* Stated problem *
All of the records below need to be copied exactly.

(Saved data entries)

────────────────

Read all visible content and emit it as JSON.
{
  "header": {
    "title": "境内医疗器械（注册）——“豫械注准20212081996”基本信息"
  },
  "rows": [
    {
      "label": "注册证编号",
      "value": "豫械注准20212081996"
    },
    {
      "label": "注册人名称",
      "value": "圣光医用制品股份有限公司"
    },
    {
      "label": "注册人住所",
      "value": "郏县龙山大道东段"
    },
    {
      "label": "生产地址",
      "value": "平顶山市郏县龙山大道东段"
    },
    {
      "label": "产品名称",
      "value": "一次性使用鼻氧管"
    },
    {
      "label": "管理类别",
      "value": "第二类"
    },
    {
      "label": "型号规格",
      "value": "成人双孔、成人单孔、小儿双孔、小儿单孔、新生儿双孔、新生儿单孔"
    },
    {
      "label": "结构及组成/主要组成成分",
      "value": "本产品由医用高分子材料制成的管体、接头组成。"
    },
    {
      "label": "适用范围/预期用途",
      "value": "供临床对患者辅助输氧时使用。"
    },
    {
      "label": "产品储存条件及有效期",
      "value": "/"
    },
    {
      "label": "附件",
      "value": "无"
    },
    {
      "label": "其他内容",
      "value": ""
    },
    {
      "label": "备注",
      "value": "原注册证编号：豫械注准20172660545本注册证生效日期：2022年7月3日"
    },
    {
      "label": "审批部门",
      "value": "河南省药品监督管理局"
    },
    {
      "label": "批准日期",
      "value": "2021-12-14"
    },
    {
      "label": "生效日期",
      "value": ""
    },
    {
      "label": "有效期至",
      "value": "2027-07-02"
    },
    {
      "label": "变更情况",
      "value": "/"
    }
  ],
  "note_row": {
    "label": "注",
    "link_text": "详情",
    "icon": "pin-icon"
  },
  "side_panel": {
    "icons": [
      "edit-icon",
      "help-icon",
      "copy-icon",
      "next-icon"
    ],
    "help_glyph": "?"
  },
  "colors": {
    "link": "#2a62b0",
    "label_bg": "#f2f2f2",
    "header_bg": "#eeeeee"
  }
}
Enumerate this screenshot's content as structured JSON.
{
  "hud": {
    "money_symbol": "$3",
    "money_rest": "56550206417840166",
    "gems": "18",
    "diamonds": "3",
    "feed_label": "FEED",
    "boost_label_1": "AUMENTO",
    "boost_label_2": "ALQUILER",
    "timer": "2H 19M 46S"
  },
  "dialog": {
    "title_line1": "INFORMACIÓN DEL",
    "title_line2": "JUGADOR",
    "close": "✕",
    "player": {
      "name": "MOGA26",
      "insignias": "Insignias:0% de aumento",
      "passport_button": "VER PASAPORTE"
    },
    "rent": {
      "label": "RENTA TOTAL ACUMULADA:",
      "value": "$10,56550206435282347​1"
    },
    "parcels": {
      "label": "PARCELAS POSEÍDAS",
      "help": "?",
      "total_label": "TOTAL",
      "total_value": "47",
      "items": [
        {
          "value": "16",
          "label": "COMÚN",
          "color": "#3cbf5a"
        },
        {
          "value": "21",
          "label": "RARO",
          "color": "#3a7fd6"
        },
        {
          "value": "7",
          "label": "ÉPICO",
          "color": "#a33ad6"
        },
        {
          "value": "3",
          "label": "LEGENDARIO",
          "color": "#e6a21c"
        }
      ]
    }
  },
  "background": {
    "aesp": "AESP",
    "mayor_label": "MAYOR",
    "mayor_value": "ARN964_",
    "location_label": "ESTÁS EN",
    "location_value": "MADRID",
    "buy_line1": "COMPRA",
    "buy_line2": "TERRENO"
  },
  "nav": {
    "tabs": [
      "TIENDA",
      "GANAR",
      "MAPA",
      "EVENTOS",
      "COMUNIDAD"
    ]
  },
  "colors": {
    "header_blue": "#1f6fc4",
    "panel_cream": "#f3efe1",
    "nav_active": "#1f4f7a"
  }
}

────────────────

* The reply *
Read all visible content and emit it as JSON.
{
  "header": {
    "title": "境内医疗器械（注册）——“豫械注准20212081996”基本信息"
  },
  "rows": [
    {
      "label": "注册证编号",
      "value": "豫械注准20212081996"
    },
    {
      "label": "注册人名称",
      "value": "圣光医用制品股份有限公司"
    },
    {
      "label": "注册人住所",
      "value": "郏县龙山大道东段"
    },
    {
      "label": "生产地址",
      "value": "平顶山市郏县龙山大道东段"
    },
    {
      "label": "产品名称",
      "value": "一次性使用鼻氧管"
    },
    {
      "label": "管理类别",
      "value": "第二类"
    },
    {
      "label": "型号规格",
      "value": "成人双孔、成人单孔、小儿双孔、小儿单孔、新生儿双孔、新生儿单孔"
    },
    {
      "label": "结构及组成/主要组成成分",
      "value": "本产品由医用高分子材料制成的管体、接头组成。"
    },
    {
      "label": "适用范围/预期用途",
      "value": "供临床对患者辅助输氧时使用。"
    },
    {
      "label": "产品储存条件及有效期",
      "value": "/"
    },
    {
      "label": "附件",
      "value": "无"
    },
    {
      "label": "其他内容",
      "value": ""
    },
    {
      "label": "备注",
      "value": "原注册证编号：豫械注准20172660545本注册证生效日期：2022年7月3日"
    },
    {
      "label": "审批部门",
      "value": "河南省药品监督管理局"
    },
    {
      "label": "批准日期",
      "value": "2021-12-14"
    },
    {
      "label": "生效日期",
      "value": ""
    },
    {
      "label": "有效期至",
      "value": "2027-07-02"
    },
    {
      "label": "变更情况",
      "value": "/"
    }
  ],
  "note_row": {
    "label": "注",
    "link_text": "详情",
    "icon": "pin-icon"
  },
  "side_panel": {
    "icons": [
      "edit-icon",
      "help-icon",
      "copy-icon",
      "next-icon"
    ],
    "help_glyph": "?"
  },
  "colors": {
    "link": "#2a62b0",
    "label_bg": "#f2f2f2",
    "header_bg": "#eeeeee"
  }
}
Enumerate this screenshot's content as structured JSON.
{
  "hud": {
    "money_symbol": "$3",
    "money_rest": "56550206417840166",
    "gems": "18",
    "diamonds": "3",
    "feed_label": "FEED",
    "boost_label_1": "AUMENTO",
    "boost_label_2": "ALQUILER",
    "timer": "2H 19M 46S"
  },
  "dialog": {
    "title_line1": "INFORMACIÓN DEL",
    "title_line2": "JUGADOR",
    "close": "✕",
    "player": {
      "name": "MOGA26",
      "insignias": "Insignias:0% de aumento",
      "passport_button": "VER PASAPORTE"
    },
    "rent": {
      "label": "RENTA TOTAL ACUMULADA:",
      "value": "$10,56550206435282347​1"
    },
    "parcels": {
      "label": "PARCELAS POSEÍDAS",
      "help": "?",
      "total_label": "TOTAL",
      "total_value": "47",
      "items": [
        {
          "value": "16",
          "label": "COMÚN",
          "color": "#3cbf5a"
        },
        {
          "value": "21",
          "label": "RARO",
          "color": "#3a7fd6"
        },
        {
          "value": "7",
          "label": "ÉPICO",
          "color": "#a33ad6"
        },
        {
          "value": "3",
          "label": "LEGENDARIO",
          "color": "#e6a21c"
        }
      ]
    }
  },
  "background": {
    "aesp": "AESP",
    "mayor_label": "MAYOR",
    "mayor_value": "ARN964_",
    "location_label": "ESTÁS EN",
    "location_value": "MADRID",
    "buy_line1": "COMPRA",
    "buy_line2": "TERRENO"
  },
  "nav": {
    "tabs": [
      "TIENDA",
      "GANAR",
      "MAPA",
      "EVENTOS",
      "COMUNIDAD"
    ]
  },
  "colors": {
    "header_blue": "#1f6fc4",
    "panel_cream": "#f3efe1",
    "nav_active": "#1f4f7a"
  }
}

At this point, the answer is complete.